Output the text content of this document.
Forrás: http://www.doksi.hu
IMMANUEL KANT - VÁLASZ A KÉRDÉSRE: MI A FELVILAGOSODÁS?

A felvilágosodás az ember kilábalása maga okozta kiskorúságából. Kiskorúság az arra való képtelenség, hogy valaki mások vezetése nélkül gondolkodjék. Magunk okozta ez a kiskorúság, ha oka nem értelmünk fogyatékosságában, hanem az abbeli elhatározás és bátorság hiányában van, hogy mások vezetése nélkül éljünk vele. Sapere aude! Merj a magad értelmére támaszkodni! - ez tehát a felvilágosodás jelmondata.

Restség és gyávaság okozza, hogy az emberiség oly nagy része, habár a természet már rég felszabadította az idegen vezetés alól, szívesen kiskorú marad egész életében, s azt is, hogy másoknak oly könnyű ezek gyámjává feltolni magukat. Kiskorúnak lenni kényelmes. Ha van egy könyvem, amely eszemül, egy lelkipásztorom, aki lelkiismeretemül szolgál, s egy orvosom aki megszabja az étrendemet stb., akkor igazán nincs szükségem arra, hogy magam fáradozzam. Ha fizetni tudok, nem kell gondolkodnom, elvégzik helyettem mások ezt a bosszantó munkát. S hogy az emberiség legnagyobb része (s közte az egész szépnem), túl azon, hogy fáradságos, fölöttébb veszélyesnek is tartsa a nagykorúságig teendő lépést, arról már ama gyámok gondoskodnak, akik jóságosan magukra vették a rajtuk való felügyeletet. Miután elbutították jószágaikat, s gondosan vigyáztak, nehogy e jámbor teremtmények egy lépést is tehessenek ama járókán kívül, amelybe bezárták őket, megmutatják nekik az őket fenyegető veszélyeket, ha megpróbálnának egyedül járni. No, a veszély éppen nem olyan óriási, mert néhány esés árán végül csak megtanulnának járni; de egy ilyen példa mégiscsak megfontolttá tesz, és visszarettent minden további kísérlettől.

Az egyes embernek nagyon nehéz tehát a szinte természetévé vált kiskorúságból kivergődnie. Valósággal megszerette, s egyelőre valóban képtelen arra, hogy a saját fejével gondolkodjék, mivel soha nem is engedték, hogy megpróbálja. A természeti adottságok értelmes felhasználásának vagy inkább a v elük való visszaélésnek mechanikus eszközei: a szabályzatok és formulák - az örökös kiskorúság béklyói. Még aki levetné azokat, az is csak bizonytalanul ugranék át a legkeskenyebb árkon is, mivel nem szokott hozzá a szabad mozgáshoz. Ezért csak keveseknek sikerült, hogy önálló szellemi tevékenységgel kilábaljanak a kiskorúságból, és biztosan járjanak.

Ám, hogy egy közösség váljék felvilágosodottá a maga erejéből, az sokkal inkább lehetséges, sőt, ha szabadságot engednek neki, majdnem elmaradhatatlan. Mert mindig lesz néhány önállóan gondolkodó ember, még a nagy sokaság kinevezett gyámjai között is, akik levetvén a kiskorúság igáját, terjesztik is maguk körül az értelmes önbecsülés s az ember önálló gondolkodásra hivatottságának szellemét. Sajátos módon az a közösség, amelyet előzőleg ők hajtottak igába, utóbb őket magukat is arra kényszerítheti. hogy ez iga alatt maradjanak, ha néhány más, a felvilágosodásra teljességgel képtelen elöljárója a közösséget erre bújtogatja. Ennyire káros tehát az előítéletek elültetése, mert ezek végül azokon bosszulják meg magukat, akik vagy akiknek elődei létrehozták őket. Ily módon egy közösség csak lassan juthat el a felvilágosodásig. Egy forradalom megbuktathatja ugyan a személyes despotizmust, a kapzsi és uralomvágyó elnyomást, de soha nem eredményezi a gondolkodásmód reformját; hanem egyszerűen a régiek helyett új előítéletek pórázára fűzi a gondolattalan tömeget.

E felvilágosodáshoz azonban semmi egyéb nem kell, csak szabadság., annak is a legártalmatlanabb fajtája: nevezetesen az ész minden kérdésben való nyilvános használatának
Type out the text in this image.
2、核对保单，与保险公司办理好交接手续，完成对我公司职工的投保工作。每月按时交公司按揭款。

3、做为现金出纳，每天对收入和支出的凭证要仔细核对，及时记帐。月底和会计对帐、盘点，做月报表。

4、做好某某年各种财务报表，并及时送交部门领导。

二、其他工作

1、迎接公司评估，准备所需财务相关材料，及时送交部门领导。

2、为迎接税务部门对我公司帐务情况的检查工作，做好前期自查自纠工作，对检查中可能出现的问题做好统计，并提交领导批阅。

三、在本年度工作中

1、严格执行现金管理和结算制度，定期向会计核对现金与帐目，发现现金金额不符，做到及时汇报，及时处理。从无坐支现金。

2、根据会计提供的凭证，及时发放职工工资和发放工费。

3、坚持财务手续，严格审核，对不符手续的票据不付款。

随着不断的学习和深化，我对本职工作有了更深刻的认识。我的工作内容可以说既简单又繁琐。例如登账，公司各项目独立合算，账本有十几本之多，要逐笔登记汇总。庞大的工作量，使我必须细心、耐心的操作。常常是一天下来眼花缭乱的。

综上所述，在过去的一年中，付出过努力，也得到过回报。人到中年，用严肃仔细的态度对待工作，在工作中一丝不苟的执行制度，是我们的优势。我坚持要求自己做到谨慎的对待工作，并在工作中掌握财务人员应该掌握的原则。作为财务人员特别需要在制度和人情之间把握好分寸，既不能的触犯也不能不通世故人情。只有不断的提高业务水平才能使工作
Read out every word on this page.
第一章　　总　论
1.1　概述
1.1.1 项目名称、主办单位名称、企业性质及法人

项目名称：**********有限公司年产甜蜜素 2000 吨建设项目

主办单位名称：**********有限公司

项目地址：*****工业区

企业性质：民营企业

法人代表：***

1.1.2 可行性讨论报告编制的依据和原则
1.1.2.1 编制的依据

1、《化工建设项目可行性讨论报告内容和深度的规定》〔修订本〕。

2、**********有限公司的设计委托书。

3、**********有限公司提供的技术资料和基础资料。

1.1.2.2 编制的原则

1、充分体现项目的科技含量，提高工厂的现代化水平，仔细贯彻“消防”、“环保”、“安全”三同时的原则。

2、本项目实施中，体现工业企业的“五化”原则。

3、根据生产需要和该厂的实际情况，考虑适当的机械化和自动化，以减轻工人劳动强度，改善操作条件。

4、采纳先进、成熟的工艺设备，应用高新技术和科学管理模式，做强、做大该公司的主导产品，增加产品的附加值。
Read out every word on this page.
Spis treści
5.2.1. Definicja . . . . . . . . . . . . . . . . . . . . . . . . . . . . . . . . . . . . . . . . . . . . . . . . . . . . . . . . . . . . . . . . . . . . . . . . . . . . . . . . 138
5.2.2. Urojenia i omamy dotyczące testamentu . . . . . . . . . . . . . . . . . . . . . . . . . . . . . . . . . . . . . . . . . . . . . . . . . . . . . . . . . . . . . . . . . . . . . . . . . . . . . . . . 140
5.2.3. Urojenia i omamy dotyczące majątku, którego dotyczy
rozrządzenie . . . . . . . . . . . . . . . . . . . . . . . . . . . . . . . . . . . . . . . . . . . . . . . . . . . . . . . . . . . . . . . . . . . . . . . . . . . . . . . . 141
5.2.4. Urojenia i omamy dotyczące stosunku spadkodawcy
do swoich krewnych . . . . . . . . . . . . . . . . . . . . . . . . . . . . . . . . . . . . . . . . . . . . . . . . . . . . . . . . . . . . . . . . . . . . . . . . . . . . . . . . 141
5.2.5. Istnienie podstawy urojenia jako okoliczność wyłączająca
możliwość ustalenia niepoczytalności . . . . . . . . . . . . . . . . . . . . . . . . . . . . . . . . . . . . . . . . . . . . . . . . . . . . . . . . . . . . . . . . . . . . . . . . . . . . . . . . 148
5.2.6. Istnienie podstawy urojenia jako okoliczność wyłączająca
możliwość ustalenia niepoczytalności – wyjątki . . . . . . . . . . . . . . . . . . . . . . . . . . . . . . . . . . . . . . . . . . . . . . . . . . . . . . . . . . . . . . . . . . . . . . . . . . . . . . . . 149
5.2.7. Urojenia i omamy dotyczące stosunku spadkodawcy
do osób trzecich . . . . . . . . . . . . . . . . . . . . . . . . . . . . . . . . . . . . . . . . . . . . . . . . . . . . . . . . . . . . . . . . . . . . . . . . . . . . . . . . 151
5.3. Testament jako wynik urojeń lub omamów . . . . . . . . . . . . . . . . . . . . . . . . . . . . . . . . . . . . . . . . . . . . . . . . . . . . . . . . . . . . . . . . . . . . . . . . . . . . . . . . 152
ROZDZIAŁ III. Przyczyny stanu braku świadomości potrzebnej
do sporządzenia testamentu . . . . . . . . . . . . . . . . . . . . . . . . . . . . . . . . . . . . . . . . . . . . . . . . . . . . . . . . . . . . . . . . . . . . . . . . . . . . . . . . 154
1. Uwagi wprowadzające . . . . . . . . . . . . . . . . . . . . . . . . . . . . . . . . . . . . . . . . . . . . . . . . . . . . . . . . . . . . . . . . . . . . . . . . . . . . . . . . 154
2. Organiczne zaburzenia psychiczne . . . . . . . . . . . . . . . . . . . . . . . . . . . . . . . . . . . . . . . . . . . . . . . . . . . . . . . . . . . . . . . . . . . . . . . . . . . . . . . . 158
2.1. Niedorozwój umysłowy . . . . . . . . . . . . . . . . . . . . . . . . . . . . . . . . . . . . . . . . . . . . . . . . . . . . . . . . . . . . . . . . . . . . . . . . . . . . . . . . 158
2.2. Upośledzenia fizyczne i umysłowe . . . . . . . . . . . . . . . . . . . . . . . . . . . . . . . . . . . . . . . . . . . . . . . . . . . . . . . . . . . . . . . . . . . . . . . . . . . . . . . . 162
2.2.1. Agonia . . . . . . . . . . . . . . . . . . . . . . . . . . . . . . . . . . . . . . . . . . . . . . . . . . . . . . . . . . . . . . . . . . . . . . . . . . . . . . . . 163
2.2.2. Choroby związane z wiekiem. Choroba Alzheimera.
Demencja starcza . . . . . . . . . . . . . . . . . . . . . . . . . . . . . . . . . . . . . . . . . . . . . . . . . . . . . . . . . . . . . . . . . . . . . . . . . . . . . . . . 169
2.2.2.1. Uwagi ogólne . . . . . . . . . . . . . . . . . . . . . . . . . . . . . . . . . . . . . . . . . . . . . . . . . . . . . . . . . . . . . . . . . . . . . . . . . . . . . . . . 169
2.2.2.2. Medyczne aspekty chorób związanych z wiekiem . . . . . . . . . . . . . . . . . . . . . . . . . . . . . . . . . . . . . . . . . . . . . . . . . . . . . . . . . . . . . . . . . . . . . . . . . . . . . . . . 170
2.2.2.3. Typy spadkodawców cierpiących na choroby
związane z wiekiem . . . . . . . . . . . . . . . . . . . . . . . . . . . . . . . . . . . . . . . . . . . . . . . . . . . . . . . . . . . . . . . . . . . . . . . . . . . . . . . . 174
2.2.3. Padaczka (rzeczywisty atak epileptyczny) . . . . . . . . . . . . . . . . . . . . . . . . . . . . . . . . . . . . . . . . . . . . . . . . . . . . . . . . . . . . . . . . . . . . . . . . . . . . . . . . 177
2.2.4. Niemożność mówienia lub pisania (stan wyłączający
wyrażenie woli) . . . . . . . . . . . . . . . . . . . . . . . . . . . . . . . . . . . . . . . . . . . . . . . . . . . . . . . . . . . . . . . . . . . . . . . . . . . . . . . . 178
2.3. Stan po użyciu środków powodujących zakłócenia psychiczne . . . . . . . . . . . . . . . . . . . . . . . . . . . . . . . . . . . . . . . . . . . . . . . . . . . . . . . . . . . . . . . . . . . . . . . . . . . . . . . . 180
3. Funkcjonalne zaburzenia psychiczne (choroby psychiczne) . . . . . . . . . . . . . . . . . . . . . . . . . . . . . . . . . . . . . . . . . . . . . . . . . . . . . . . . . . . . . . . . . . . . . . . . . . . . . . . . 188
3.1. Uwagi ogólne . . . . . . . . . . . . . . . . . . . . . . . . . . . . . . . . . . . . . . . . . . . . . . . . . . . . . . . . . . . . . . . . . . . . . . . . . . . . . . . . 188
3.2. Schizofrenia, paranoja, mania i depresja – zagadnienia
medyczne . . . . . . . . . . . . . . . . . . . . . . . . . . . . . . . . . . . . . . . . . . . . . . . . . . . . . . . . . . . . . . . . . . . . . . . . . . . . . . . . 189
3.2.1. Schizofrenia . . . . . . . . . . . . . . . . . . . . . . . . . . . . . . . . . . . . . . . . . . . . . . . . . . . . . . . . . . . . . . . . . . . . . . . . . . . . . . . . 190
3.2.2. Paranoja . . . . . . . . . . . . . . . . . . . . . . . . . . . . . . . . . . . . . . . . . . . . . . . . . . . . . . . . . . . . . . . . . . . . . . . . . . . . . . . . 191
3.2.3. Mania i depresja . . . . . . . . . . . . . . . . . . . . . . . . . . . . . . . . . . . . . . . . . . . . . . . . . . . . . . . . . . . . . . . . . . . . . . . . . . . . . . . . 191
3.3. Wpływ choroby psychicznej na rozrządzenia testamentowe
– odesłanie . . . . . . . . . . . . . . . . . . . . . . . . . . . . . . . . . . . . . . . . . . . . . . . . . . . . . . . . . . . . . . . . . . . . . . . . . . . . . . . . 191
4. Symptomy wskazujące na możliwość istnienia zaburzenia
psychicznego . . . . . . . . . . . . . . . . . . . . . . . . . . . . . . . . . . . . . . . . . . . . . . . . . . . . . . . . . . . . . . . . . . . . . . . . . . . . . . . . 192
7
=====
## THE PROBLEM
Determine the number of lines where the string "wiekiem" occurs, and give that number only.

## RESULT FOR THIS EXERCISE
3